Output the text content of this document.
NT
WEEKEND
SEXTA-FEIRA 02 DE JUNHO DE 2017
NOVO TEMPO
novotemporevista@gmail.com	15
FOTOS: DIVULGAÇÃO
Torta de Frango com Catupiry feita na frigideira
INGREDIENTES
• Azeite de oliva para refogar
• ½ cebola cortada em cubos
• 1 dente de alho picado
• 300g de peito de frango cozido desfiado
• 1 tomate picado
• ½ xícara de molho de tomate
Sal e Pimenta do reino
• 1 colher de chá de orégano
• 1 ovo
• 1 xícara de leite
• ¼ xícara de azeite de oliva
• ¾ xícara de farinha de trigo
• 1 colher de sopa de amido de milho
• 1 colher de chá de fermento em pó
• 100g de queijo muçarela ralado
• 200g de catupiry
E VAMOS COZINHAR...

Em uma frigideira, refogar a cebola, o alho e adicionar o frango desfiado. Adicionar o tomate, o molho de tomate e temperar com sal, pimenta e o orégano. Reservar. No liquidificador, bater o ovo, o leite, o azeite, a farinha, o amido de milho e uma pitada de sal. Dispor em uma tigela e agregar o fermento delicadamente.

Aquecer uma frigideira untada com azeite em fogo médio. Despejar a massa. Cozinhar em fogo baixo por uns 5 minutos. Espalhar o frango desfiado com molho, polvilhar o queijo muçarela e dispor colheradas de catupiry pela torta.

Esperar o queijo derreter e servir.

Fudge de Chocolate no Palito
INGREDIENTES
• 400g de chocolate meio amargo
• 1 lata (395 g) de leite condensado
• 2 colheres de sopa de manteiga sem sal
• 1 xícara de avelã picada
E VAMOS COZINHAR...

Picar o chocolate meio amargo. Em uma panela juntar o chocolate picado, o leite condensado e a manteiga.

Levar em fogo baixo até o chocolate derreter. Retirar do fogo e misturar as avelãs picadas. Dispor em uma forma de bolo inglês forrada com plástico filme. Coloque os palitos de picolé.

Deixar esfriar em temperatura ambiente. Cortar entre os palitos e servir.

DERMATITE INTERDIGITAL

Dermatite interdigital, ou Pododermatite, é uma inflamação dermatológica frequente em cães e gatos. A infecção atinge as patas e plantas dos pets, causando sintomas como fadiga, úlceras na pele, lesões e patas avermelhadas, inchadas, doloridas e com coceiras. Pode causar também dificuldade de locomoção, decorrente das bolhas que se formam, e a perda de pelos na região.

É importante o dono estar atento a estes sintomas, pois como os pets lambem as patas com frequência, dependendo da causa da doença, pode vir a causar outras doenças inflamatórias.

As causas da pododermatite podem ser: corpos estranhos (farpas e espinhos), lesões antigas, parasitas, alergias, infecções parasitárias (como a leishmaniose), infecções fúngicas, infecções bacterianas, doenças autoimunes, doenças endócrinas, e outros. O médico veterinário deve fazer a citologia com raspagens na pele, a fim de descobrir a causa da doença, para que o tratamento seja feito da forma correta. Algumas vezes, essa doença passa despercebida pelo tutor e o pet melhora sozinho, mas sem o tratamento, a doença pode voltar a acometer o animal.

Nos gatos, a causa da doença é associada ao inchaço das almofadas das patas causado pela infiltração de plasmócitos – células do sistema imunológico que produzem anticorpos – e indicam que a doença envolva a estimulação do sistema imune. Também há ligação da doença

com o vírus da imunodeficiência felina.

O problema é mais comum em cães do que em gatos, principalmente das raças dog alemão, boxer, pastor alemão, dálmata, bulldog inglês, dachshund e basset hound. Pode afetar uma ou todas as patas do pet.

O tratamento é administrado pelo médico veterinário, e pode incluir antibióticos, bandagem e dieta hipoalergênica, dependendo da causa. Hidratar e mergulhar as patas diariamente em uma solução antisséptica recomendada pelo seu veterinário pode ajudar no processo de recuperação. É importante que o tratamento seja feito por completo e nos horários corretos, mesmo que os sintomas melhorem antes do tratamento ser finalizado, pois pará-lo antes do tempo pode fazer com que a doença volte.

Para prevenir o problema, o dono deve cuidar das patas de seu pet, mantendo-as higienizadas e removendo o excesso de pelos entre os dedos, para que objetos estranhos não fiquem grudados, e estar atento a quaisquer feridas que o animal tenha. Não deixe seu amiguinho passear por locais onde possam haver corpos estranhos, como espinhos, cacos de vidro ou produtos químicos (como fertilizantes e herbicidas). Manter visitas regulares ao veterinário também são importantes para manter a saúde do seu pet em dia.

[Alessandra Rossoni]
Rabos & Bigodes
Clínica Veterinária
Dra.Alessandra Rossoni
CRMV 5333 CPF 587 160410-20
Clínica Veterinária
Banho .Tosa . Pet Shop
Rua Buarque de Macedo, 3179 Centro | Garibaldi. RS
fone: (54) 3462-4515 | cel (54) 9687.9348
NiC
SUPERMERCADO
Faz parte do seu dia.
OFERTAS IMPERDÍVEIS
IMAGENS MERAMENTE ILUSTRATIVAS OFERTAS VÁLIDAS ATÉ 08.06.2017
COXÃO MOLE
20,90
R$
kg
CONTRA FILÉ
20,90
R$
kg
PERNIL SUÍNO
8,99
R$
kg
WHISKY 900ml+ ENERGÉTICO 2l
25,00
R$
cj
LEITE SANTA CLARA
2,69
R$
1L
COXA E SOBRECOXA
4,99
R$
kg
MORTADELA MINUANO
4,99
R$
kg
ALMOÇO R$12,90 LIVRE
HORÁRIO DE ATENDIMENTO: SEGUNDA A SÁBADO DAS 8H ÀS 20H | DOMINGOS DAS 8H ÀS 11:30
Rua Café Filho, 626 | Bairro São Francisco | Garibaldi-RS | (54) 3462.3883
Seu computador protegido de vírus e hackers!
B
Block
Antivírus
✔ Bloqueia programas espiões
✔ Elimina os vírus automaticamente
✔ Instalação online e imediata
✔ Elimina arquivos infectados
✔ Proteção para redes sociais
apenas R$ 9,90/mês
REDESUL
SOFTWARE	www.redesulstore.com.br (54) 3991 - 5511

* * * * * * *

*WORK REQUEST*
Among the entries above, find every line holding "derreter" and copy it.

*RESPONSE BOX*
Esperar o queijo derreter e servir.
Levar em fogo baixo até o chocolate derreter. Retirar do fogo e misturar as avelãs picadas. Dispor em uma forma de bolo inglês forrada com plástico filme. Coloque os palitos de picolé.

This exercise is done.